▶ _DIRECTIONS_
Transcribe each line of the material as it is, and drop any picture.

====== DATA IN THIS EXERCISE ======

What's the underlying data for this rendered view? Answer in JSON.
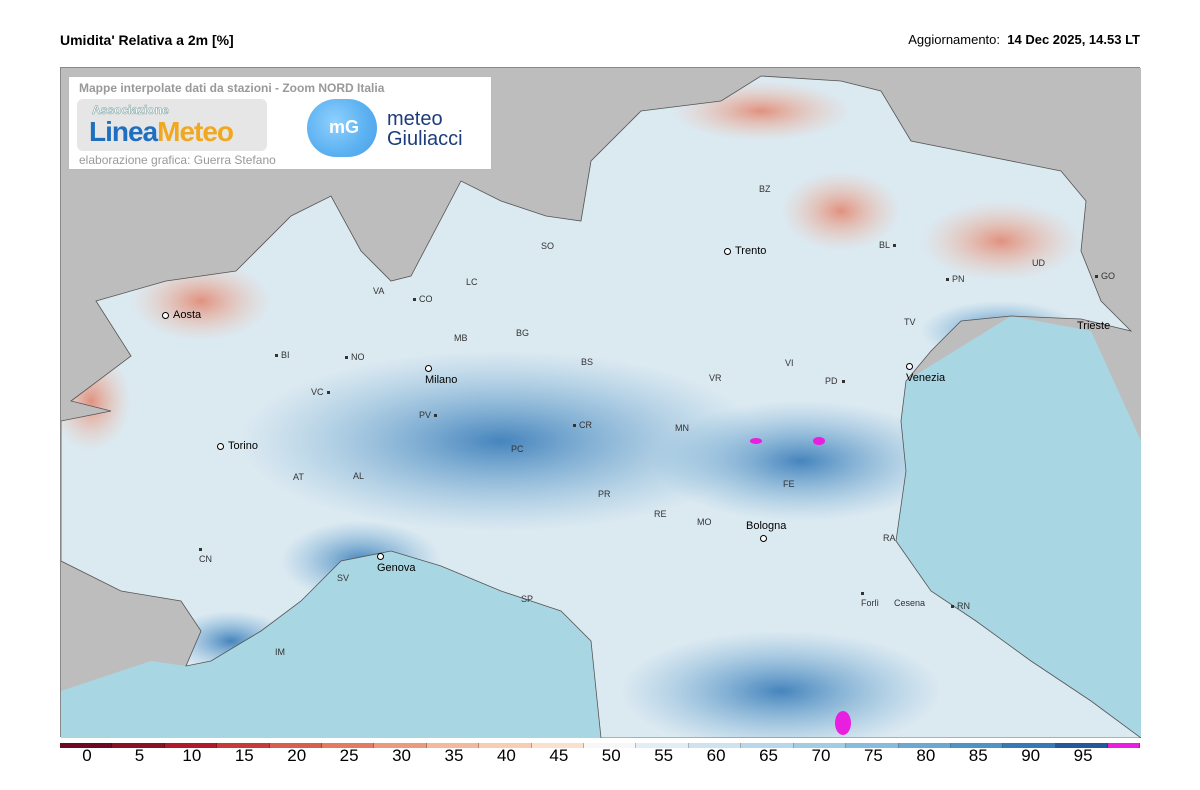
{
  "header": {
    "title": "Umidita' Relativa a 2m [%]",
    "update_label": "Aggiornamento:",
    "update_value": "14 Dec 2025, 14.53 LT"
  },
  "logo_box": {
    "heading": "Mappe interpolate dati da stazioni - Zoom NORD Italia",
    "linea_small": "Associazione",
    "linea_a": "Linea",
    "linea_b": "Meteo",
    "credit": "elaborazione grafica: Guerra Stefano",
    "mg_icon": "mG",
    "mg_line1": "meteo",
    "mg_line2": "Giuliacci"
  },
  "cities": [
    "Aosta",
    "Torino",
    "Milano",
    "Genova",
    "Trento",
    "Venezia",
    "Bologna",
    "Trieste",
    "Forlì",
    "Cesena"
  ],
  "provinces": [
    "BI",
    "NO",
    "VA",
    "CO",
    "LC",
    "SO",
    "MB",
    "BG",
    "BS",
    "VC",
    "PV",
    "AL",
    "AT",
    "CN",
    "SV",
    "IM",
    "PC",
    "CR",
    "MN",
    "VR",
    "VI",
    "PD",
    "TV",
    "BL",
    "PN",
    "UD",
    "GO",
    "BZ",
    "PR",
    "RE",
    "MO",
    "FE",
    "RA",
    "RN",
    "SP"
  ],
  "colorbar": {
    "labels": [
      "0",
      "5",
      "10",
      "15",
      "20",
      "25",
      "30",
      "35",
      "40",
      "45",
      "50",
      "55",
      "60",
      "65",
      "70",
      "75",
      "80",
      "85",
      "90",
      "95"
    ],
    "colors": [
      "#6b0a22",
      "#8c1024",
      "#b2182b",
      "#c73a3a",
      "#d6604d",
      "#e27b62",
      "#eb9a7e",
      "#f4b89c",
      "#f8cdb4",
      "#fbe0d0",
      "#f7f7f7",
      "#e1eef5",
      "#cde4ef",
      "#b7d8ea",
      "#a1cce4",
      "#86bddc",
      "#6aa9d2",
      "#4d93c6",
      "#3579b7",
      "#21599c",
      "#e81ee0"
    ]
  }
}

======

▶ _WRITTEN SOLUTION_
What's the underlying data for this rendered view? Answer in JSON.
{
  "header": {
    "title": "Umidita' Relativa a 2m [%]",
    "update_label": "Aggiornamento:",
    "update_value": "14 Dec 2025, 14.53 LT"
  },
  "logo_box": {
    "heading": "Mappe interpolate dati da stazioni - Zoom NORD Italia",
    "linea_small": "Associazione",
    "linea_a": "Linea",
    "linea_b": "Meteo",
    "credit": "elaborazione grafica: Guerra Stefano",
    "mg_icon": "mG",
    "mg_line1": "meteo",
    "mg_line2": "Giuliacci"
  },
  "cities": [
    "Aosta",
    "Torino",
    "Milano",
    "Genova",
    "Trento",
    "Venezia",
    "Bologna",
    "Trieste",
    "Forlì",
    "Cesena"
  ],
  "provinces": [
    "BI",
    "NO",
    "VA",
    "CO",
    "LC",
    "SO",
    "MB",
    "BG",
    "BS",
    "VC",
    "PV",
    "AL",
    "AT",
    "CN",
    "SV",
    "IM",
    "PC",
    "CR",
    "MN",
    "VR",
    "VI",
    "PD",
    "TV",
    "BL",
    "PN",
    "UD",
    "GO",
    "BZ",
    "PR",
    "RE",
    "MO",
    "FE",
    "RA",
    "RN",
    "SP"
  ],
  "colorbar": {
    "labels": [
      "0",
      "5",
      "10",
      "15",
      "20",
      "25",
      "30",
      "35",
      "40",
      "45",
      "50",
      "55",
      "60",
      "65",
      "70",
      "75",
      "80",
      "85",
      "90",
      "95"
    ],
    "colors": [
      "#6b0a22",
      "#8c1024",
      "#b2182b",
      "#c73a3a",
      "#d6604d",
      "#e27b62",
      "#eb9a7e",
      "#f4b89c",
      "#f8cdb4",
      "#fbe0d0",
      "#f7f7f7",
      "#e1eef5",
      "#cde4ef",
      "#b7d8ea",
      "#a1cce4",
      "#86bddc",
      "#6aa9d2",
      "#4d93c6",
      "#3579b7",
      "#21599c",
      "#e81ee0"
    ]
  }
}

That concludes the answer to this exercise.